(Stored data entries)
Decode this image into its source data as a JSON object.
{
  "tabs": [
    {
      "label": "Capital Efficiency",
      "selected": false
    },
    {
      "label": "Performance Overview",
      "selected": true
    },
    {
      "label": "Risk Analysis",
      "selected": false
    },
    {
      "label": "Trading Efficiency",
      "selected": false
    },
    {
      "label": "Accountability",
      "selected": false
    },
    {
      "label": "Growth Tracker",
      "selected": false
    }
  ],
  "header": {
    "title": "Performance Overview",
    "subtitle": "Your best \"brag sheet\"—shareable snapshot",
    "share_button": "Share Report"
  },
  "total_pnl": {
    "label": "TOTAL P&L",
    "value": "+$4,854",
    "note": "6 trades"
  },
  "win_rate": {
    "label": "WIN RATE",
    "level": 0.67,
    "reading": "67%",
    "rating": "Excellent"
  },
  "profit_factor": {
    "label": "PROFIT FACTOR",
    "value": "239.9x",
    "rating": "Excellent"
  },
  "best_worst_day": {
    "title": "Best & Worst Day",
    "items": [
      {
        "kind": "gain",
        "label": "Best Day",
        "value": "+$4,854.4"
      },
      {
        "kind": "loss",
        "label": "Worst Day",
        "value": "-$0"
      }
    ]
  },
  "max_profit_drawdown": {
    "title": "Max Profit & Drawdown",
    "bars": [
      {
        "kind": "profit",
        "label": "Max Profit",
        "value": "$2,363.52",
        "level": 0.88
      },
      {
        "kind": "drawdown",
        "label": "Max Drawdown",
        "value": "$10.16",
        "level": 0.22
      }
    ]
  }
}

**Work to do**
Make an exact copy of all the data.

**Written reply**
Decode this image into its source data as a JSON object.
{
  "tabs": [
    {
      "label": "Capital Efficiency",
      "selected": false
    },
    {
      "label": "Performance Overview",
      "selected": true
    },
    {
      "label": "Risk Analysis",
      "selected": false
    },
    {
      "label": "Trading Efficiency",
      "selected": false
    },
    {
      "label": "Accountability",
      "selected": false
    },
    {
      "label": "Growth Tracker",
      "selected": false
    }
  ],
  "header": {
    "title": "Performance Overview",
    "subtitle": "Your best \"brag sheet\"—shareable snapshot",
    "share_button": "Share Report"
  },
  "total_pnl": {
    "label": "TOTAL P&L",
    "value": "+$4,854",
    "note": "6 trades"
  },
  "win_rate": {
    "label": "WIN RATE",
    "level": 0.67,
    "reading": "67%",
    "rating": "Excellent"
  },
  "profit_factor": {
    "label": "PROFIT FACTOR",
    "value": "239.9x",
    "rating": "Excellent"
  },
  "best_worst_day": {
    "title": "Best & Worst Day",
    "items": [
      {
        "kind": "gain",
        "label": "Best Day",
        "value": "+$4,854.4"
      },
      {
        "kind": "loss",
        "label": "Worst Day",
        "value": "-$0"
      }
    ]
  },
  "max_profit_drawdown": {
    "title": "Max Profit & Drawdown",
    "bars": [
      {
        "kind": "profit",
        "label": "Max Profit",
        "value": "$2,363.52",
        "level": 0.88
      },
      {
        "kind": "drawdown",
        "label": "Max Drawdown",
        "value": "$10.16",
        "level": 0.22
      }
    ]
  }
}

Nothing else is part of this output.